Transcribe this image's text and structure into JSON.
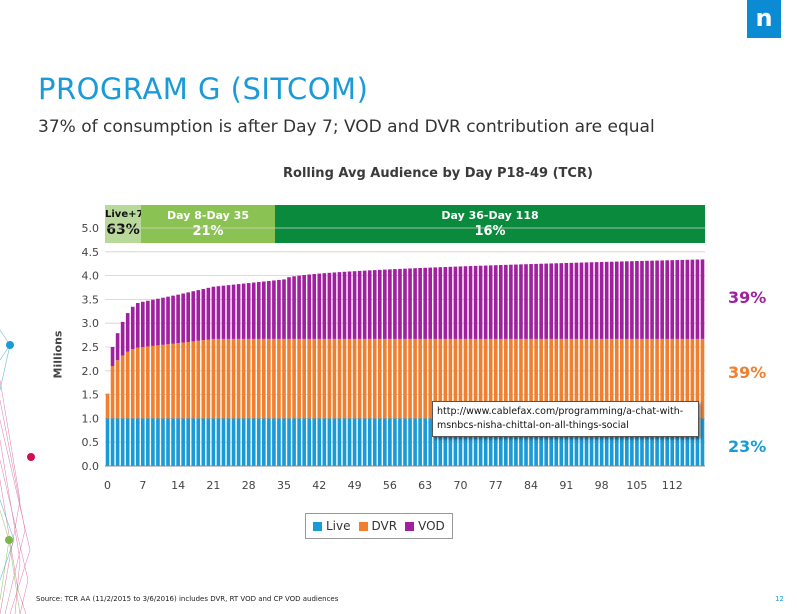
{
  "slide": {
    "logo_text": "n",
    "title": "PROGRAM G (SITCOM)",
    "subtitle": "37% of consumption is after Day 7; VOD and DVR contribution are equal",
    "source": "Source: TCR AA (11/2/2015 to 3/6/2016) includes DVR, RT VOD and CP VOD audiences",
    "page_number": "12",
    "url_note": "http://www.cablefax.com/programming/a-chat-with-msnbcs-nisha-chittal-on-all-things-social"
  },
  "colors": {
    "live": "#1a9bd7",
    "dvr": "#f08030",
    "vod": "#a020a0",
    "band_a": "#b8d999",
    "band_b": "#8bc254",
    "band_c": "#0a8a3c",
    "title": "#1a9bd7"
  },
  "bands": [
    {
      "label": "Live+7",
      "value": "63%"
    },
    {
      "label": "Day 8-Day 35",
      "value": "21%"
    },
    {
      "label": "Day 36-Day 118",
      "value": "16%"
    }
  ],
  "chart_data": {
    "type": "bar",
    "stacked": true,
    "title": "Rolling Avg Audience by Day P18-49 (TCR)",
    "ylabel": "Millions",
    "xlabel": "",
    "ylim": [
      0,
      5.0
    ],
    "yticks": [
      "0.0",
      "0.5",
      "1.0",
      "1.5",
      "2.0",
      "2.5",
      "3.0",
      "3.5",
      "4.0",
      "4.5",
      "5.0"
    ],
    "xticks": [
      "0",
      "7",
      "14",
      "21",
      "28",
      "35",
      "42",
      "49",
      "56",
      "63",
      "70",
      "77",
      "84",
      "91",
      "98",
      "105",
      "112"
    ],
    "x_range": [
      0,
      118
    ],
    "series": [
      {
        "name": "Live",
        "color_key": "live",
        "curve": {
          "day0": 1.0,
          "plateau": 1.0
        }
      },
      {
        "name": "DVR",
        "color_key": "dvr",
        "curve": {
          "day0": 0.52,
          "day1": 1.1,
          "day7": 1.5,
          "day14": 1.58,
          "plateau": 1.67
        }
      },
      {
        "name": "VOD",
        "color_key": "vod",
        "curve": {
          "day0": 0.0,
          "day1": 0.4,
          "day7": 0.95,
          "day14": 1.02,
          "day35": 1.25,
          "day118": 1.67
        }
      }
    ],
    "legend": [
      "Live",
      "DVR",
      "VOD"
    ],
    "legend_position": "bottom",
    "share_labels": [
      {
        "series": "VOD",
        "value": "39%"
      },
      {
        "series": "DVR",
        "value": "39%"
      },
      {
        "series": "Live",
        "value": "23%"
      }
    ]
  }
}
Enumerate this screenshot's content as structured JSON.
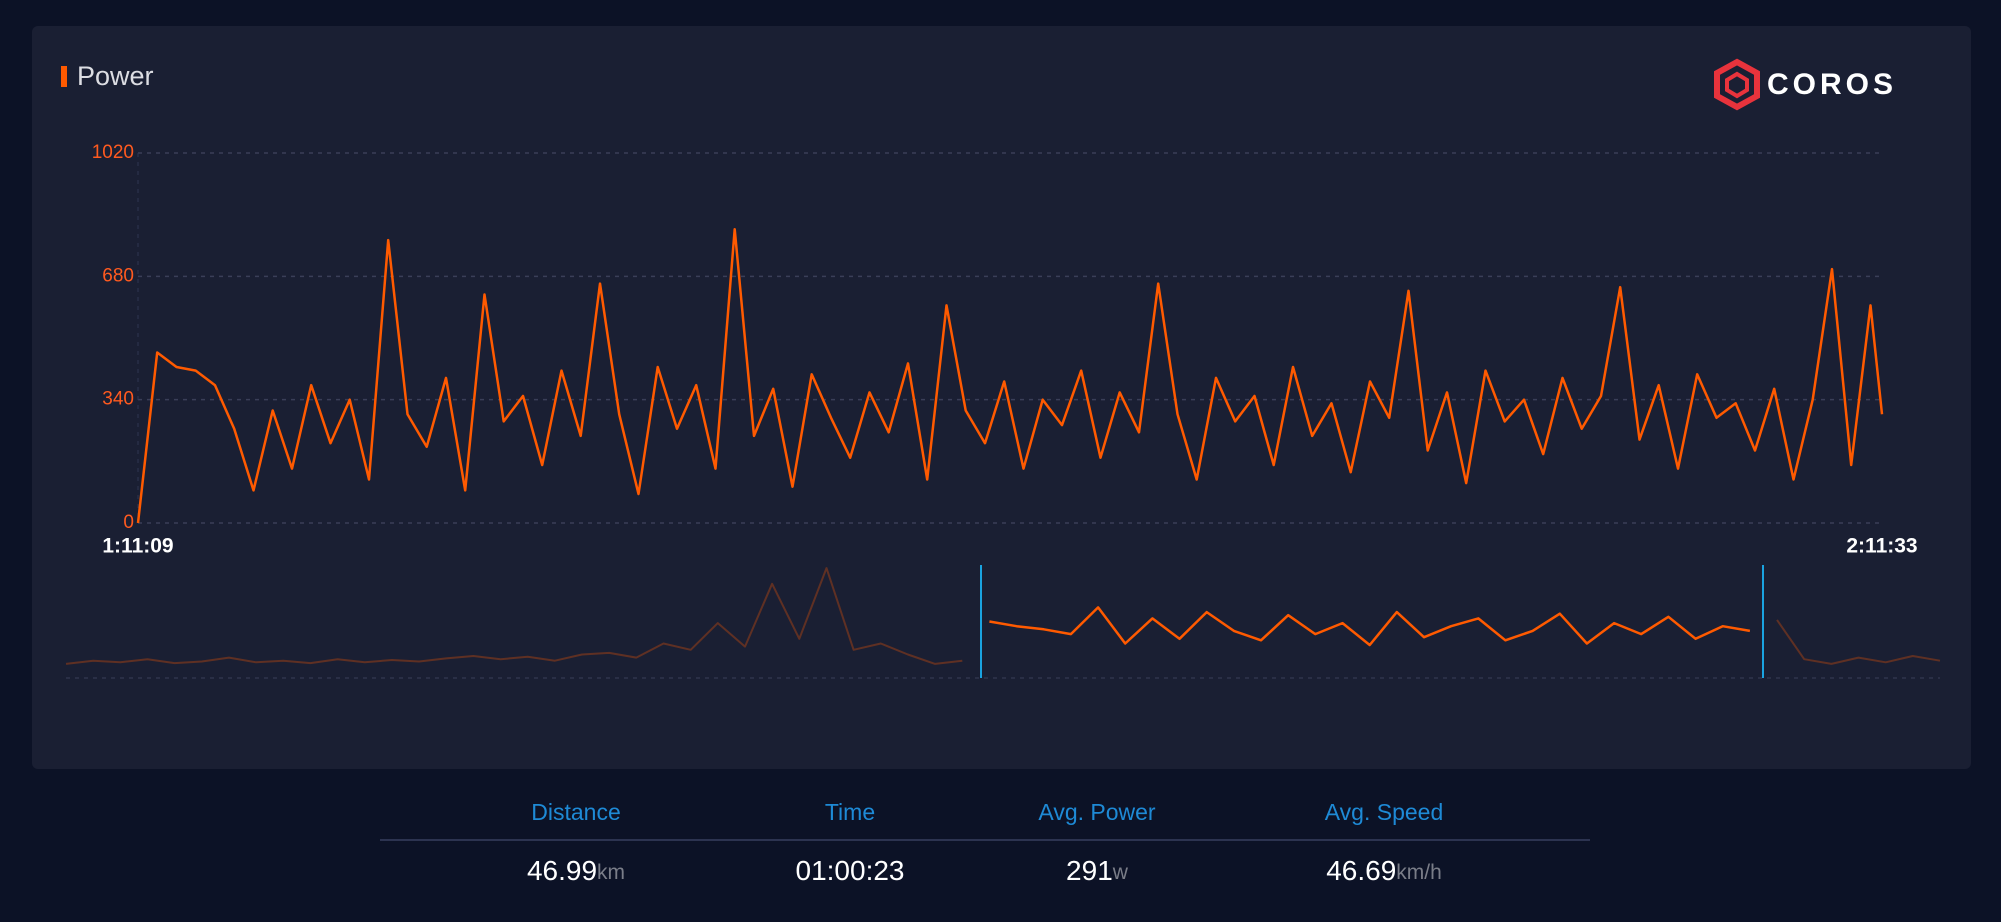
{
  "header": {
    "title": "Power"
  },
  "logo": {
    "text": "COROS"
  },
  "chart_data": [
    {
      "type": "line",
      "title": "Power",
      "color": "#ff5a00",
      "ylim": [
        0,
        1020
      ],
      "yticks": [
        0,
        340,
        680,
        1020
      ],
      "grid": true,
      "xlim": [
        0,
        3624
      ],
      "xticks": [
        {
          "value": 0,
          "label": "1:11:09"
        },
        {
          "value": 3624,
          "label": "2:11:33"
        }
      ],
      "x": [
        0,
        40,
        80,
        120,
        160,
        200,
        240,
        280,
        320,
        360,
        400,
        440,
        480,
        520,
        560,
        600,
        640,
        680,
        720,
        760,
        800,
        840,
        880,
        920,
        960,
        1000,
        1040,
        1080,
        1120,
        1160,
        1200,
        1240,
        1280,
        1320,
        1360,
        1400,
        1440,
        1480,
        1520,
        1560,
        1600,
        1640,
        1680,
        1720,
        1760,
        1800,
        1840,
        1880,
        1920,
        1960,
        2000,
        2040,
        2080,
        2120,
        2160,
        2200,
        2240,
        2280,
        2320,
        2360,
        2400,
        2440,
        2480,
        2520,
        2560,
        2600,
        2640,
        2680,
        2720,
        2760,
        2800,
        2840,
        2880,
        2920,
        2960,
        3000,
        3040,
        3080,
        3120,
        3160,
        3200,
        3240,
        3280,
        3320,
        3360,
        3400,
        3440,
        3480,
        3520,
        3560,
        3600,
        3624
      ],
      "values": [
        0,
        470,
        430,
        420,
        380,
        260,
        90,
        310,
        150,
        380,
        220,
        340,
        120,
        780,
        300,
        210,
        400,
        90,
        630,
        280,
        350,
        160,
        420,
        240,
        660,
        300,
        80,
        430,
        260,
        380,
        150,
        810,
        240,
        370,
        100,
        410,
        290,
        180,
        360,
        250,
        440,
        120,
        600,
        310,
        220,
        390,
        150,
        340,
        270,
        420,
        180,
        360,
        250,
        660,
        300,
        120,
        400,
        280,
        350,
        160,
        430,
        240,
        330,
        140,
        390,
        290,
        640,
        200,
        360,
        110,
        420,
        280,
        340,
        190,
        400,
        260,
        350,
        650,
        230,
        380,
        150,
        410,
        290,
        330,
        200,
        370,
        120,
        340,
        700,
        160,
        600,
        300
      ]
    },
    {
      "type": "line",
      "color": "#ff5a00",
      "ylim": [
        0,
        720
      ],
      "values": [
        90,
        110,
        100,
        120,
        95,
        105,
        130,
        100,
        110,
        95,
        120,
        100,
        115,
        105,
        125,
        140,
        120,
        135,
        110,
        150,
        160,
        130,
        220,
        180,
        350,
        200,
        600,
        250,
        700,
        180,
        220,
        150,
        90,
        110,
        360,
        330,
        310,
        280,
        450,
        220,
        380,
        250,
        420,
        300,
        240,
        400,
        280,
        350,
        210,
        420,
        260,
        330,
        380,
        240,
        300,
        410,
        220,
        350,
        280,
        390,
        250,
        330,
        300,
        370,
        120,
        90,
        130,
        100,
        140,
        110
      ]
    }
  ],
  "stats": [
    {
      "label": "Distance",
      "value": "46.99",
      "unit": "km"
    },
    {
      "label": "Time",
      "value": "01:00:23"
    },
    {
      "label": "Avg. Power",
      "value": "291",
      "unit": "w"
    },
    {
      "label": "Avg. Speed",
      "value": "46.69",
      "unit": "km/h"
    }
  ]
}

## EXERCISE
Reproduce the material above in full, exactly, with no images.

## EXPECTED ANSWER
Transcribe this image's text and structure into JSON.
{
  "slide": {
    "logo_text": "n",
    "title": "PROGRAM G (SITCOM)",
    "subtitle": "37% of consumption is after Day 7; VOD and DVR contribution are equal",
    "source": "Source: TCR AA (11/2/2015 to 3/6/2016) includes DVR, RT VOD and CP VOD audiences",
    "page_number": "12",
    "url_note": "http://www.cablefax.com/programming/a-chat-with-msnbcs-nisha-chittal-on-all-things-social"
  },
  "colors": {
    "live": "#1a9bd7",
    "dvr": "#f08030",
    "vod": "#a020a0",
    "band_a": "#b8d999",
    "band_b": "#8bc254",
    "band_c": "#0a8a3c",
    "title": "#1a9bd7"
  },
  "bands": [
    {
      "label": "Live+7",
      "value": "63%"
    },
    {
      "label": "Day 8-Day 35",
      "value": "21%"
    },
    {
      "label": "Day 36-Day 118",
      "value": "16%"
    }
  ],
  "chart_data": {
    "type": "bar",
    "stacked": true,
    "title": "Rolling Avg Audience by Day P18-49 (TCR)",
    "ylabel": "Millions",
    "xlabel": "",
    "ylim": [
      0,
      5.0
    ],
    "yticks": [
      "0.0",
      "0.5",
      "1.0",
      "1.5",
      "2.0",
      "2.5",
      "3.0",
      "3.5",
      "4.0",
      "4.5",
      "5.0"
    ],
    "xticks": [
      "0",
      "7",
      "14",
      "21",
      "28",
      "35",
      "42",
      "49",
      "56",
      "63",
      "70",
      "77",
      "84",
      "91",
      "98",
      "105",
      "112"
    ],
    "x_range": [
      0,
      118
    ],
    "series": [
      {
        "name": "Live",
        "color_key": "live",
        "curve": {
          "day0": 1.0,
          "plateau": 1.0
        }
      },
      {
        "name": "DVR",
        "color_key": "dvr",
        "curve": {
          "day0": 0.52,
          "day1": 1.1,
          "day7": 1.5,
          "day14": 1.58,
          "plateau": 1.67
        }
      },
      {
        "name": "VOD",
        "color_key": "vod",
        "curve": {
          "day0": 0.0,
          "day1": 0.4,
          "day7": 0.95,
          "day14": 1.02,
          "day35": 1.25,
          "day118": 1.67
        }
      }
    ],
    "legend": [
      "Live",
      "DVR",
      "VOD"
    ],
    "legend_position": "bottom",
    "share_labels": [
      {
        "series": "VOD",
        "value": "39%"
      },
      {
        "series": "DVR",
        "value": "39%"
      },
      {
        "series": "Live",
        "value": "23%"
      }
    ]
  }
}
Enumerate this screenshot's content as structured JSON.
{
  "header": {
    "title": "Power"
  },
  "logo": {
    "text": "COROS"
  },
  "chart_data": [
    {
      "type": "line",
      "title": "Power",
      "color": "#ff5a00",
      "ylim": [
        0,
        1020
      ],
      "yticks": [
        0,
        340,
        680,
        1020
      ],
      "grid": true,
      "xlim": [
        0,
        3624
      ],
      "xticks": [
        {
          "value": 0,
          "label": "1:11:09"
        },
        {
          "value": 3624,
          "label": "2:11:33"
        }
      ],
      "x": [
        0,
        40,
        80,
        120,
        160,
        200,
        240,
        280,
        320,
        360,
        400,
        440,
        480,
        520,
        560,
        600,
        640,
        680,
        720,
        760,
        800,
        840,
        880,
        920,
        960,
        1000,
        1040,
        1080,
        1120,
        1160,
        1200,
        1240,
        1280,
        1320,
        1360,
        1400,
        1440,
        1480,
        1520,
        1560,
        1600,
        1640,
        1680,
        1720,
        1760,
        1800,
        1840,
        1880,
        1920,
        1960,
        2000,
        2040,
        2080,
        2120,
        2160,
        2200,
        2240,
        2280,
        2320,
        2360,
        2400,
        2440,
        2480,
        2520,
        2560,
        2600,
        2640,
        2680,
        2720,
        2760,
        2800,
        2840,
        2880,
        2920,
        2960,
        3000,
        3040,
        3080,
        3120,
        3160,
        3200,
        3240,
        3280,
        3320,
        3360,
        3400,
        3440,
        3480,
        3520,
        3560,
        3600,
        3624
      ],
      "values": [
        0,
        470,
        430,
        420,
        380,
        260,
        90,
        310,
        150,
        380,
        220,
        340,
        120,
        780,
        300,
        210,
        400,
        90,
        630,
        280,
        350,
        160,
        420,
        240,
        660,
        300,
        80,
        430,
        260,
        380,
        150,
        810,
        240,
        370,
        100,
        410,
        290,
        180,
        360,
        250,
        440,
        120,
        600,
        310,
        220,
        390,
        150,
        340,
        270,
        420,
        180,
        360,
        250,
        660,
        300,
        120,
        400,
        280,
        350,
        160,
        430,
        240,
        330,
        140,
        390,
        290,
        640,
        200,
        360,
        110,
        420,
        280,
        340,
        190,
        400,
        260,
        350,
        650,
        230,
        380,
        150,
        410,
        290,
        330,
        200,
        370,
        120,
        340,
        700,
        160,
        600,
        300
      ]
    },
    {
      "type": "line",
      "color": "#ff5a00",
      "ylim": [
        0,
        720
      ],
      "values": [
        90,
        110,
        100,
        120,
        95,
        105,
        130,
        100,
        110,
        95,
        120,
        100,
        115,
        105,
        125,
        140,
        120,
        135,
        110,
        150,
        160,
        130,
        220,
        180,
        350,
        200,
        600,
        250,
        700,
        180,
        220,
        150,
        90,
        110,
        360,
        330,
        310,
        280,
        450,
        220,
        380,
        250,
        420,
        300,
        240,
        400,
        280,
        350,
        210,
        420,
        260,
        330,
        380,
        240,
        300,
        410,
        220,
        350,
        280,
        390,
        250,
        330,
        300,
        370,
        120,
        90,
        130,
        100,
        140,
        110
      ]
    }
  ],
  "stats": [
    {
      "label": "Distance",
      "value": "46.99",
      "unit": "km"
    },
    {
      "label": "Time",
      "value": "01:00:23"
    },
    {
      "label": "Avg. Power",
      "value": "291",
      "unit": "w"
    },
    {
      "label": "Avg. Speed",
      "value": "46.69",
      "unit": "km/h"
    }
  ]
}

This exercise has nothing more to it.